__Set task__
Search the listing for the string "Energy" and copy every line that contains it.

__Dataset excerpts__
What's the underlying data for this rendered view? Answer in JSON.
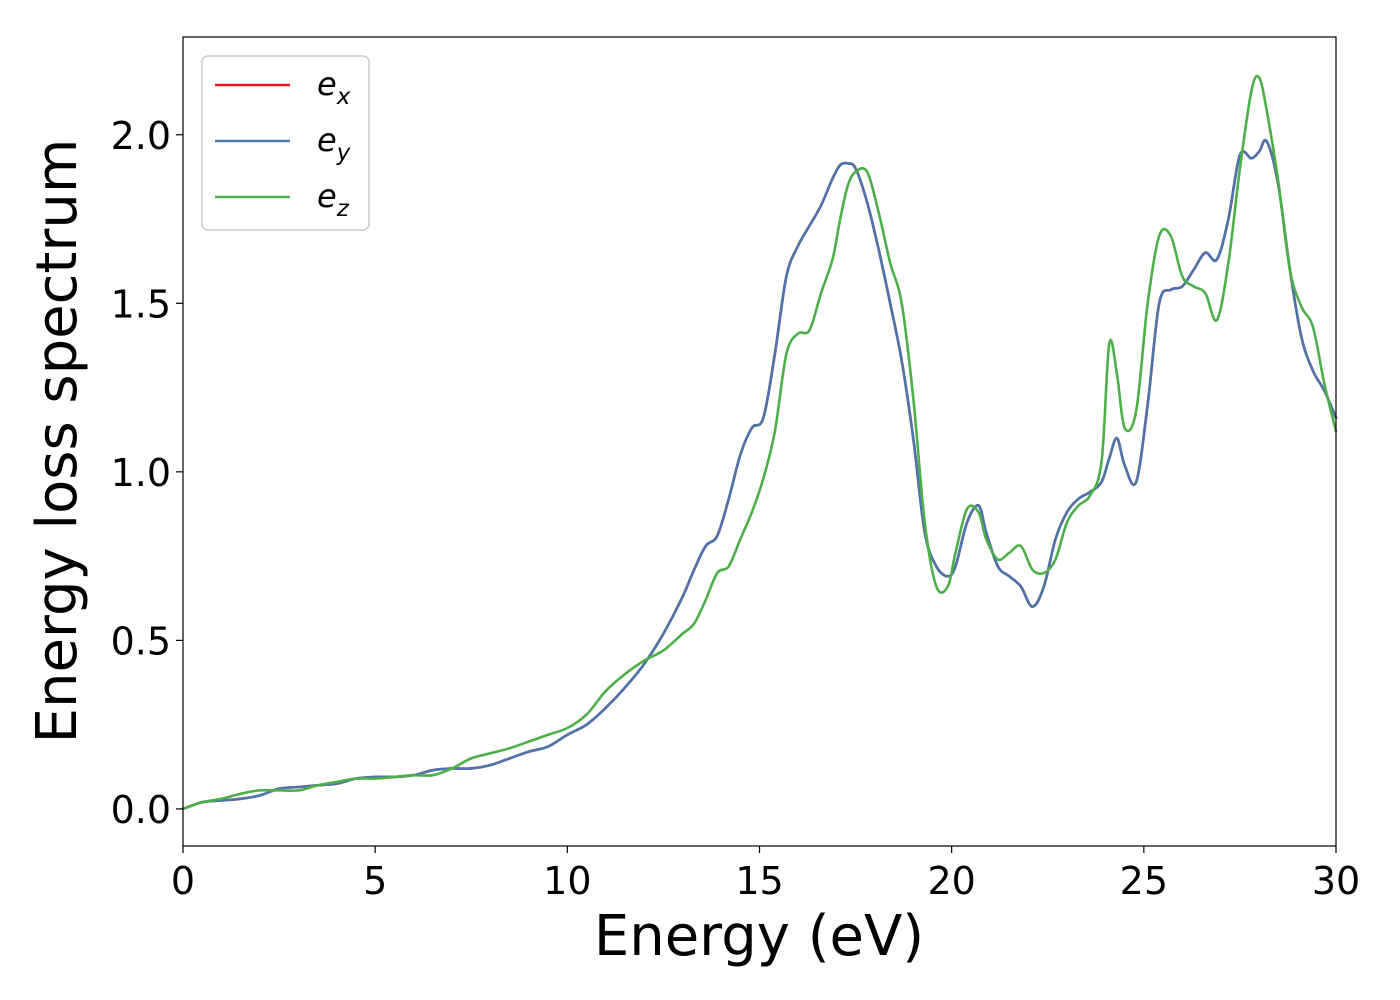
{
  "chart_data": {
    "type": "line",
    "title": "",
    "xlabel": "Energy (eV)",
    "ylabel": "Energy loss spectrum",
    "xlim": [
      0,
      30
    ],
    "ylim": [
      -0.11,
      2.29
    ],
    "xticks": [
      0,
      5,
      10,
      15,
      20,
      25,
      30
    ],
    "xtick_labels": [
      "0",
      "5",
      "10",
      "15",
      "20",
      "25",
      "30"
    ],
    "yticks": [
      0.0,
      0.5,
      1.0,
      1.5,
      2.0
    ],
    "ytick_labels": [
      "0.0",
      "0.5",
      "1.0",
      "1.5",
      "2.0"
    ],
    "grid": false,
    "legend_position": "top-left",
    "series": [
      {
        "name": "e_x",
        "label_base": "e",
        "label_sub": "x",
        "color": "#e41a1c",
        "x": [
          0,
          0.5,
          1,
          1.5,
          2,
          2.5,
          3,
          3.5,
          4,
          4.5,
          5,
          5.5,
          6,
          6.5,
          7,
          7.5,
          8,
          8.5,
          9,
          9.5,
          10,
          10.5,
          11,
          11.5,
          12,
          12.5,
          13,
          13.3,
          13.6,
          13.9,
          14.2,
          14.5,
          14.8,
          15.1,
          15.4,
          15.7,
          16,
          16.3,
          16.6,
          16.9,
          17.1,
          17.3,
          17.5,
          17.8,
          18.1,
          18.4,
          18.7,
          19,
          19.3,
          19.6,
          19.9,
          20.1,
          20.4,
          20.7,
          20.9,
          21.2,
          21.5,
          21.8,
          22.1,
          22.4,
          22.7,
          23,
          23.3,
          23.6,
          23.9,
          24.1,
          24.3,
          24.5,
          24.8,
          25.1,
          25.4,
          25.7,
          26,
          26.3,
          26.6,
          26.9,
          27.2,
          27.5,
          27.8,
          28,
          28.2,
          28.5,
          28.8,
          29.1,
          29.4,
          29.7,
          30
        ],
        "y": [
          0.0,
          0.02,
          0.025,
          0.03,
          0.04,
          0.06,
          0.065,
          0.07,
          0.075,
          0.09,
          0.095,
          0.095,
          0.1,
          0.115,
          0.12,
          0.12,
          0.13,
          0.15,
          0.17,
          0.185,
          0.22,
          0.25,
          0.3,
          0.36,
          0.43,
          0.52,
          0.63,
          0.71,
          0.78,
          0.81,
          0.92,
          1.05,
          1.13,
          1.16,
          1.35,
          1.58,
          1.67,
          1.73,
          1.79,
          1.87,
          1.91,
          1.915,
          1.9,
          1.8,
          1.66,
          1.5,
          1.33,
          1.1,
          0.82,
          0.72,
          0.69,
          0.72,
          0.85,
          0.9,
          0.82,
          0.72,
          0.69,
          0.66,
          0.6,
          0.66,
          0.8,
          0.88,
          0.92,
          0.94,
          0.97,
          1.04,
          1.1,
          1.02,
          0.97,
          1.2,
          1.5,
          1.54,
          1.55,
          1.6,
          1.65,
          1.63,
          1.75,
          1.94,
          1.93,
          1.95,
          1.98,
          1.85,
          1.6,
          1.4,
          1.3,
          1.24,
          1.16
        ]
      },
      {
        "name": "e_y",
        "label_base": "e",
        "label_sub": "y",
        "color": "#4a75ad",
        "x": [
          0,
          0.5,
          1,
          1.5,
          2,
          2.5,
          3,
          3.5,
          4,
          4.5,
          5,
          5.5,
          6,
          6.5,
          7,
          7.5,
          8,
          8.5,
          9,
          9.5,
          10,
          10.5,
          11,
          11.5,
          12,
          12.5,
          13,
          13.3,
          13.6,
          13.9,
          14.2,
          14.5,
          14.8,
          15.1,
          15.4,
          15.7,
          16,
          16.3,
          16.6,
          16.9,
          17.1,
          17.3,
          17.5,
          17.8,
          18.1,
          18.4,
          18.7,
          19,
          19.3,
          19.6,
          19.9,
          20.1,
          20.4,
          20.7,
          20.9,
          21.2,
          21.5,
          21.8,
          22.1,
          22.4,
          22.7,
          23,
          23.3,
          23.6,
          23.9,
          24.1,
          24.3,
          24.5,
          24.8,
          25.1,
          25.4,
          25.7,
          26,
          26.3,
          26.6,
          26.9,
          27.2,
          27.5,
          27.8,
          28,
          28.2,
          28.5,
          28.8,
          29.1,
          29.4,
          29.7,
          30
        ],
        "y": [
          0.0,
          0.02,
          0.025,
          0.03,
          0.04,
          0.06,
          0.065,
          0.07,
          0.075,
          0.09,
          0.095,
          0.095,
          0.1,
          0.115,
          0.12,
          0.12,
          0.13,
          0.15,
          0.17,
          0.185,
          0.22,
          0.25,
          0.3,
          0.36,
          0.43,
          0.52,
          0.63,
          0.71,
          0.78,
          0.81,
          0.92,
          1.05,
          1.13,
          1.16,
          1.35,
          1.58,
          1.67,
          1.73,
          1.79,
          1.87,
          1.91,
          1.915,
          1.9,
          1.8,
          1.66,
          1.5,
          1.33,
          1.1,
          0.82,
          0.72,
          0.69,
          0.72,
          0.85,
          0.9,
          0.82,
          0.72,
          0.69,
          0.66,
          0.6,
          0.66,
          0.8,
          0.88,
          0.92,
          0.94,
          0.97,
          1.04,
          1.1,
          1.02,
          0.97,
          1.2,
          1.5,
          1.54,
          1.55,
          1.6,
          1.65,
          1.63,
          1.75,
          1.94,
          1.93,
          1.95,
          1.98,
          1.85,
          1.6,
          1.4,
          1.3,
          1.24,
          1.16
        ]
      },
      {
        "name": "e_z",
        "label_base": "e",
        "label_sub": "z",
        "color": "#4daf4a",
        "x": [
          0,
          0.5,
          1,
          1.5,
          2,
          2.5,
          3,
          3.5,
          4,
          4.5,
          5,
          5.5,
          6,
          6.5,
          7,
          7.5,
          8,
          8.5,
          9,
          9.5,
          10,
          10.5,
          11,
          11.5,
          12,
          12.5,
          13,
          13.3,
          13.6,
          13.9,
          14.2,
          14.5,
          14.8,
          15.1,
          15.4,
          15.7,
          16,
          16.3,
          16.6,
          16.9,
          17.1,
          17.3,
          17.5,
          17.8,
          18.1,
          18.4,
          18.7,
          19,
          19.3,
          19.6,
          19.9,
          20.1,
          20.4,
          20.7,
          20.9,
          21.2,
          21.5,
          21.8,
          22.1,
          22.4,
          22.7,
          23,
          23.3,
          23.6,
          23.9,
          24.1,
          24.3,
          24.5,
          24.8,
          25.1,
          25.4,
          25.7,
          26,
          26.3,
          26.6,
          26.9,
          27.2,
          27.5,
          27.8,
          28,
          28.2,
          28.5,
          28.8,
          29.1,
          29.4,
          29.7,
          30
        ],
        "y": [
          0.0,
          0.02,
          0.03,
          0.045,
          0.055,
          0.055,
          0.055,
          0.07,
          0.08,
          0.09,
          0.09,
          0.095,
          0.1,
          0.1,
          0.12,
          0.15,
          0.165,
          0.18,
          0.2,
          0.22,
          0.24,
          0.28,
          0.35,
          0.4,
          0.44,
          0.47,
          0.52,
          0.55,
          0.62,
          0.7,
          0.72,
          0.8,
          0.88,
          0.98,
          1.12,
          1.35,
          1.41,
          1.42,
          1.53,
          1.63,
          1.75,
          1.85,
          1.89,
          1.89,
          1.77,
          1.62,
          1.5,
          1.22,
          0.85,
          0.66,
          0.66,
          0.76,
          0.89,
          0.88,
          0.8,
          0.74,
          0.76,
          0.78,
          0.71,
          0.7,
          0.74,
          0.85,
          0.9,
          0.93,
          1.03,
          1.38,
          1.29,
          1.13,
          1.18,
          1.5,
          1.7,
          1.7,
          1.58,
          1.55,
          1.53,
          1.45,
          1.62,
          1.9,
          2.13,
          2.17,
          2.07,
          1.86,
          1.6,
          1.49,
          1.43,
          1.26,
          1.12
        ]
      }
    ]
  }
}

__Exercise answer__
    "xlabel": "Energy (eV)",
    "ylabel": "Energy loss spectrum",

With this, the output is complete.